=== WHAT YOU NEED TO DO ===
Can you pull every line out of the records below and reproduce each one word for word, with nothing changed?

=== MATERIAL SUPPLIED ===
--------------------
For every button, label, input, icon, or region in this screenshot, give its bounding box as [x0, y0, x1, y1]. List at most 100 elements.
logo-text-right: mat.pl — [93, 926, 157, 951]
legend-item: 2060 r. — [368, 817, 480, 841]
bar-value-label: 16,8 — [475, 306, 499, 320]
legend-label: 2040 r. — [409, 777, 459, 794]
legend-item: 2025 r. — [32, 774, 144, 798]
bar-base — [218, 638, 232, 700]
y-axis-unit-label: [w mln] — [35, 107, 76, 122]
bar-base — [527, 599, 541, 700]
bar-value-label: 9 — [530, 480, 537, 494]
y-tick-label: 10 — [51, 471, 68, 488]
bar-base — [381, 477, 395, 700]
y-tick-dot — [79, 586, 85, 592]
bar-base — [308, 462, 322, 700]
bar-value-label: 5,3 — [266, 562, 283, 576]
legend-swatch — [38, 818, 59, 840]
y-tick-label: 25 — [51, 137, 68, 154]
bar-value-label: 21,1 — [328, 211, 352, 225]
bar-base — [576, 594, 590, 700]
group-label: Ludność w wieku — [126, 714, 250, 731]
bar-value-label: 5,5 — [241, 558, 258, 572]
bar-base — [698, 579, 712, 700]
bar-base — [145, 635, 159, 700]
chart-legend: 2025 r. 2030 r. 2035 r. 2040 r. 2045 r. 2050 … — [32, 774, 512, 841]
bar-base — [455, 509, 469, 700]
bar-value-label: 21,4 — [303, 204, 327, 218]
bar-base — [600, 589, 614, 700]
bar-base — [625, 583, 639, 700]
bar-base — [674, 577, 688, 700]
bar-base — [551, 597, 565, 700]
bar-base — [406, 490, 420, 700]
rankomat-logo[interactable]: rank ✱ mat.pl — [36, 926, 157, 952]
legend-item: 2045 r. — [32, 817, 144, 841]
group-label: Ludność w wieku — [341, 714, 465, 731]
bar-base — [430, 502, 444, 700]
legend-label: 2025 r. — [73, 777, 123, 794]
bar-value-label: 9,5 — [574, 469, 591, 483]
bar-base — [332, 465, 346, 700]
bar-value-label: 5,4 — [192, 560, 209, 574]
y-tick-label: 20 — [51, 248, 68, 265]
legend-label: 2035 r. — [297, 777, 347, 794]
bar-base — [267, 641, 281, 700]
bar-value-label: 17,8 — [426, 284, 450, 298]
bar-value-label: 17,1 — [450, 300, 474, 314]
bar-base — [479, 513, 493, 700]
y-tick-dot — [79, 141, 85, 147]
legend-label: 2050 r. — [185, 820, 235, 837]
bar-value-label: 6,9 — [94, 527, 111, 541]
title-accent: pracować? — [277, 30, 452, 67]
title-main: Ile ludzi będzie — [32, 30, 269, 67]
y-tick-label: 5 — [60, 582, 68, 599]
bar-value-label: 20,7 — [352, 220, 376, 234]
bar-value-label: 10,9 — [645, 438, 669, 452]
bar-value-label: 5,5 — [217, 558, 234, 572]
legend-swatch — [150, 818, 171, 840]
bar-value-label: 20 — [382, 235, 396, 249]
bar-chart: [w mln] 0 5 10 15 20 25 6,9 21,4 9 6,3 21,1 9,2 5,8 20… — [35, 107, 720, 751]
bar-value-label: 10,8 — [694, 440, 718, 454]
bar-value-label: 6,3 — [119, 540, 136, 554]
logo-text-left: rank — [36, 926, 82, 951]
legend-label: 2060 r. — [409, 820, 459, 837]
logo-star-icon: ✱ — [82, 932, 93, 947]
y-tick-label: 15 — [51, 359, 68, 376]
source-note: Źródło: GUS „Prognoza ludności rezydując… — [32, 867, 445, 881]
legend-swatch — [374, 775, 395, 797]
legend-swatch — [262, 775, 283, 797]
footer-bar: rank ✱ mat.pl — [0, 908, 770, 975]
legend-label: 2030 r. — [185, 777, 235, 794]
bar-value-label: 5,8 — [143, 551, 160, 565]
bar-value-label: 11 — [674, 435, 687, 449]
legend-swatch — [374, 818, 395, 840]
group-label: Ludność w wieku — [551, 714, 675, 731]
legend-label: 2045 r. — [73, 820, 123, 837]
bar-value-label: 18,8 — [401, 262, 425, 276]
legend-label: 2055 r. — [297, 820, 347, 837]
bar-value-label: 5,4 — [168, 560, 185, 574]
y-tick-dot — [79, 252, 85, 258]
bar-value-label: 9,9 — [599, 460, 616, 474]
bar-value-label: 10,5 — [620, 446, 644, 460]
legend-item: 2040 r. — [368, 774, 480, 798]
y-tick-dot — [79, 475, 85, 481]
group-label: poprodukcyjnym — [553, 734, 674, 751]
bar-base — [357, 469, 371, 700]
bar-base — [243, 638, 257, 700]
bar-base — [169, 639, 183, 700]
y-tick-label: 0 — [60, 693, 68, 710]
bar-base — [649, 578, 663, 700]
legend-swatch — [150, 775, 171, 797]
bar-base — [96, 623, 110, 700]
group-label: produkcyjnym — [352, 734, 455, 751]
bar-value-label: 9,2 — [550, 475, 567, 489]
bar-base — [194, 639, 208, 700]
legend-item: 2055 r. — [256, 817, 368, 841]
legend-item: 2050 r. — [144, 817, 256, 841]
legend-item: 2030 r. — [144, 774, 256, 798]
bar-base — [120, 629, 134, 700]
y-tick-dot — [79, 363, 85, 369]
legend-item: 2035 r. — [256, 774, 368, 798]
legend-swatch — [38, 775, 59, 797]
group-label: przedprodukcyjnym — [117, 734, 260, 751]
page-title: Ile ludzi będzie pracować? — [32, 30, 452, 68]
--------------------
=== RESPONSE ===
For every button, label, input, icon, or region in this screenshot, give its bounding box as [x0, y0, x1, y1]. List at most 100 elements.
logo-text-right: mat.pl — [93, 926, 157, 951]
legend-item: 2060 r. — [368, 817, 480, 841]
bar-value-label: 16,8 — [475, 306, 499, 320]
legend-label: 2040 r. — [409, 777, 459, 794]
legend-item: 2025 r. — [32, 774, 144, 798]
bar-base — [218, 638, 232, 700]
y-axis-unit-label: [w mln] — [35, 107, 76, 122]
bar-base — [527, 599, 541, 700]
bar-value-label: 9 — [530, 480, 537, 494]
y-tick-label: 10 — [51, 471, 68, 488]
bar-base — [381, 477, 395, 700]
y-tick-dot — [79, 586, 85, 592]
bar-base — [308, 462, 322, 700]
bar-value-label: 5,3 — [266, 562, 283, 576]
legend-swatch — [38, 818, 59, 840]
y-tick-label: 25 — [51, 137, 68, 154]
bar-value-label: 21,1 — [328, 211, 352, 225]
bar-base — [576, 594, 590, 700]
group-label: Ludność w wieku — [126, 714, 250, 731]
bar-value-label: 5,5 — [241, 558, 258, 572]
bar-base — [698, 579, 712, 700]
bar-base — [145, 635, 159, 700]
chart-legend: 2025 r. 2030 r. 2035 r. 2040 r. 2045 r. 2050 … — [32, 774, 512, 841]
bar-base — [455, 509, 469, 700]
bar-value-label: 21,4 — [303, 204, 327, 218]
bar-base — [600, 589, 614, 700]
bar-base — [625, 583, 639, 700]
bar-base — [674, 577, 688, 700]
bar-base — [551, 597, 565, 700]
bar-base — [406, 490, 420, 700]
rankomat-logo[interactable]: rank ✱ mat.pl — [36, 926, 157, 952]
legend-item: 2045 r. — [32, 817, 144, 841]
group-label: Ludność w wieku — [341, 714, 465, 731]
bar-base — [430, 502, 444, 700]
legend-label: 2025 r. — [73, 777, 123, 794]
bar-value-label: 9,5 — [574, 469, 591, 483]
bar-base — [332, 465, 346, 700]
bar-value-label: 5,4 — [192, 560, 209, 574]
y-tick-label: 20 — [51, 248, 68, 265]
legend-label: 2035 r. — [297, 777, 347, 794]
bar-base — [267, 641, 281, 700]
bar-value-label: 17,8 — [426, 284, 450, 298]
bar-value-label: 17,1 — [450, 300, 474, 314]
bar-base — [479, 513, 493, 700]
y-tick-dot — [79, 141, 85, 147]
legend-label: 2050 r. — [185, 820, 235, 837]
bar-value-label: 6,9 — [94, 527, 111, 541]
title-accent: pracować? — [277, 30, 452, 67]
title-main: Ile ludzi będzie — [32, 30, 269, 67]
y-tick-label: 5 — [60, 582, 68, 599]
bar-value-label: 20,7 — [352, 220, 376, 234]
bar-value-label: 10,9 — [645, 438, 669, 452]
bar-value-label: 5,5 — [217, 558, 234, 572]
legend-swatch — [150, 818, 171, 840]
bar-value-label: 20 — [382, 235, 396, 249]
bar-chart: [w mln] 0 5 10 15 20 25 6,9 21,4 9 6,3 21,1 9,2 5,8 20… — [35, 107, 720, 751]
bar-value-label: 10,8 — [694, 440, 718, 454]
bar-value-label: 6,3 — [119, 540, 136, 554]
logo-text-left: rank — [36, 926, 82, 951]
legend-label: 2060 r. — [409, 820, 459, 837]
logo-star-icon: ✱ — [82, 932, 93, 947]
y-tick-label: 15 — [51, 359, 68, 376]
source-note: Źródło: GUS „Prognoza ludności rezydując… — [32, 867, 445, 881]
legend-swatch — [374, 775, 395, 797]
legend-swatch — [262, 775, 283, 797]
footer-bar: rank ✱ mat.pl — [0, 908, 770, 975]
legend-label: 2030 r. — [185, 777, 235, 794]
bar-value-label: 5,8 — [143, 551, 160, 565]
bar-value-label: 11 — [674, 435, 687, 449]
legend-swatch — [374, 818, 395, 840]
group-label: Ludność w wieku — [551, 714, 675, 731]
legend-label: 2045 r. — [73, 820, 123, 837]
bar-value-label: 18,8 — [401, 262, 425, 276]
legend-label: 2055 r. — [297, 820, 347, 837]
bar-value-label: 5,4 — [168, 560, 185, 574]
y-tick-dot — [79, 252, 85, 258]
bar-value-label: 9,9 — [599, 460, 616, 474]
bar-value-label: 10,5 — [620, 446, 644, 460]
legend-item: 2040 r. — [368, 774, 480, 798]
y-tick-dot — [79, 475, 85, 481]
group-label: poprodukcyjnym — [553, 734, 674, 751]
bar-base — [357, 469, 371, 700]
bar-base — [243, 638, 257, 700]
bar-base — [169, 639, 183, 700]
y-tick-label: 0 — [60, 693, 68, 710]
bar-base — [649, 578, 663, 700]
legend-swatch — [150, 775, 171, 797]
bar-base — [96, 623, 110, 700]
group-label: produkcyjnym — [352, 734, 455, 751]
bar-value-label: 9,2 — [550, 475, 567, 489]
bar-base — [194, 639, 208, 700]
legend-item: 2055 r. — [256, 817, 368, 841]
legend-item: 2050 r. — [144, 817, 256, 841]
legend-item: 2030 r. — [144, 774, 256, 798]
bar-base — [120, 629, 134, 700]
y-tick-dot — [79, 363, 85, 369]
legend-item: 2035 r. — [256, 774, 368, 798]
legend-swatch — [38, 775, 59, 797]
group-label: przedprodukcyjnym — [117, 734, 260, 751]
page-title: Ile ludzi będzie pracować? — [32, 30, 452, 68]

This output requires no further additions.